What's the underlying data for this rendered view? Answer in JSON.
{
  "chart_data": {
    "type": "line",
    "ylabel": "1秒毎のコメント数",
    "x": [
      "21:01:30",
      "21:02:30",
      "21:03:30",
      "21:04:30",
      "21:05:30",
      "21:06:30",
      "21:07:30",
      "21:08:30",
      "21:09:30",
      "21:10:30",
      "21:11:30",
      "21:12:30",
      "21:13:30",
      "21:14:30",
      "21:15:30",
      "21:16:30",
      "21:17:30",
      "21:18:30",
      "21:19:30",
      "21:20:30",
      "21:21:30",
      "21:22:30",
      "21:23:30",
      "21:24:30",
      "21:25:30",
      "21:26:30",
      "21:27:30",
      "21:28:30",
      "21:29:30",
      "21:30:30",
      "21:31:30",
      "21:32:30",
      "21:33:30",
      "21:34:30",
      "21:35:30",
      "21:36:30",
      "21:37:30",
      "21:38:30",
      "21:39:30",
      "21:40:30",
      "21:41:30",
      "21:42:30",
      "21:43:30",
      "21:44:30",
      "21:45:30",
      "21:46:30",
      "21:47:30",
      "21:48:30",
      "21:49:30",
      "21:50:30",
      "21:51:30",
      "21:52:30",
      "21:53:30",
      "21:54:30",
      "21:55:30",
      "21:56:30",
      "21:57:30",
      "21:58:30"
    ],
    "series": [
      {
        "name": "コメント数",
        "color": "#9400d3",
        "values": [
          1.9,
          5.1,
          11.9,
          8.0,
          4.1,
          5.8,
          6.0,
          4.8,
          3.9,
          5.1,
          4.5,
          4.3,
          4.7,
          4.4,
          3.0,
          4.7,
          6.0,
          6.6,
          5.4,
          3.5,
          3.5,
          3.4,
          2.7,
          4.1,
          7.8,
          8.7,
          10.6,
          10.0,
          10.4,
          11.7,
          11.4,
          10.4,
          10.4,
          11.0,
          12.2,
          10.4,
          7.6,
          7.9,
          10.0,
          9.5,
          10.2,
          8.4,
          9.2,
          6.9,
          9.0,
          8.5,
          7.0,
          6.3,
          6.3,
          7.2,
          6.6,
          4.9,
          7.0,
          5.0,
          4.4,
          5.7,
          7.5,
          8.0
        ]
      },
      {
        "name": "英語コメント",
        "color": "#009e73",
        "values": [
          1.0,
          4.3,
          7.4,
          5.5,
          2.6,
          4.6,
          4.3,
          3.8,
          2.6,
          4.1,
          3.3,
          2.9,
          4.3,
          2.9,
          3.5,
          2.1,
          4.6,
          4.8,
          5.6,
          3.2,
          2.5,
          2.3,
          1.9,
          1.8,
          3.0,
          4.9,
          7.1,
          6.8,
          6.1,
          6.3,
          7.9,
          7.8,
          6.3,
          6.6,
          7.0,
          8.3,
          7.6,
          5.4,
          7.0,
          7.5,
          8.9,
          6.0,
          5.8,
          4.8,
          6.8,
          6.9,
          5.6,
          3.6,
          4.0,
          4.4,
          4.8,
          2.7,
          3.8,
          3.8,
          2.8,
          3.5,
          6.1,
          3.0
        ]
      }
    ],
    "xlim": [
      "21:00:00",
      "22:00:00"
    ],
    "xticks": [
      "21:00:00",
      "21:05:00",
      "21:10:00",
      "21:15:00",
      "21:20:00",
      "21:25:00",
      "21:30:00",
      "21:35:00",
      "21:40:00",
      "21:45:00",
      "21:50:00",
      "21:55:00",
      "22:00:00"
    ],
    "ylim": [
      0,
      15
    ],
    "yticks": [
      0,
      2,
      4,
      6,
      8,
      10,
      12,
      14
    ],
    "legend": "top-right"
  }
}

WRITTEN REQUEST: Repeat every record, exactly as written.

ANSWER:
What's the underlying data for this rendered view? Answer in JSON.
{
  "chart_data": {
    "type": "line",
    "ylabel": "1秒毎のコメント数",
    "x": [
      "21:01:30",
      "21:02:30",
      "21:03:30",
      "21:04:30",
      "21:05:30",
      "21:06:30",
      "21:07:30",
      "21:08:30",
      "21:09:30",
      "21:10:30",
      "21:11:30",
      "21:12:30",
      "21:13:30",
      "21:14:30",
      "21:15:30",
      "21:16:30",
      "21:17:30",
      "21:18:30",
      "21:19:30",
      "21:20:30",
      "21:21:30",
      "21:22:30",
      "21:23:30",
      "21:24:30",
      "21:25:30",
      "21:26:30",
      "21:27:30",
      "21:28:30",
      "21:29:30",
      "21:30:30",
      "21:31:30",
      "21:32:30",
      "21:33:30",
      "21:34:30",
      "21:35:30",
      "21:36:30",
      "21:37:30",
      "21:38:30",
      "21:39:30",
      "21:40:30",
      "21:41:30",
      "21:42:30",
      "21:43:30",
      "21:44:30",
      "21:45:30",
      "21:46:30",
      "21:47:30",
      "21:48:30",
      "21:49:30",
      "21:50:30",
      "21:51:30",
      "21:52:30",
      "21:53:30",
      "21:54:30",
      "21:55:30",
      "21:56:30",
      "21:57:30",
      "21:58:30"
    ],
    "series": [
      {
        "name": "コメント数",
        "color": "#9400d3",
        "values": [
          1.9,
          5.1,
          11.9,
          8.0,
          4.1,
          5.8,
          6.0,
          4.8,
          3.9,
          5.1,
          4.5,
          4.3,
          4.7,
          4.4,
          3.0,
          4.7,
          6.0,
          6.6,
          5.4,
          3.5,
          3.5,
          3.4,
          2.7,
          4.1,
          7.8,
          8.7,
          10.6,
          10.0,
          10.4,
          11.7,
          11.4,
          10.4,
          10.4,
          11.0,
          12.2,
          10.4,
          7.6,
          7.9,
          10.0,
          9.5,
          10.2,
          8.4,
          9.2,
          6.9,
          9.0,
          8.5,
          7.0,
          6.3,
          6.3,
          7.2,
          6.6,
          4.9,
          7.0,
          5.0,
          4.4,
          5.7,
          7.5,
          8.0
        ]
      },
      {
        "name": "英語コメント",
        "color": "#009e73",
        "values": [
          1.0,
          4.3,
          7.4,
          5.5,
          2.6,
          4.6,
          4.3,
          3.8,
          2.6,
          4.1,
          3.3,
          2.9,
          4.3,
          2.9,
          3.5,
          2.1,
          4.6,
          4.8,
          5.6,
          3.2,
          2.5,
          2.3,
          1.9,
          1.8,
          3.0,
          4.9,
          7.1,
          6.8,
          6.1,
          6.3,
          7.9,
          7.8,
          6.3,
          6.6,
          7.0,
          8.3,
          7.6,
          5.4,
          7.0,
          7.5,
          8.9,
          6.0,
          5.8,
          4.8,
          6.8,
          6.9,
          5.6,
          3.6,
          4.0,
          4.4,
          4.8,
          2.7,
          3.8,
          3.8,
          2.8,
          3.5,
          6.1,
          3.0
        ]
      }
    ],
    "xlim": [
      "21:00:00",
      "22:00:00"
    ],
    "xticks": [
      "21:00:00",
      "21:05:00",
      "21:10:00",
      "21:15:00",
      "21:20:00",
      "21:25:00",
      "21:30:00",
      "21:35:00",
      "21:40:00",
      "21:45:00",
      "21:50:00",
      "21:55:00",
      "22:00:00"
    ],
    "ylim": [
      0,
      15
    ],
    "yticks": [
      0,
      2,
      4,
      6,
      8,
      10,
      12,
      14
    ],
    "legend": "top-right"
  }
}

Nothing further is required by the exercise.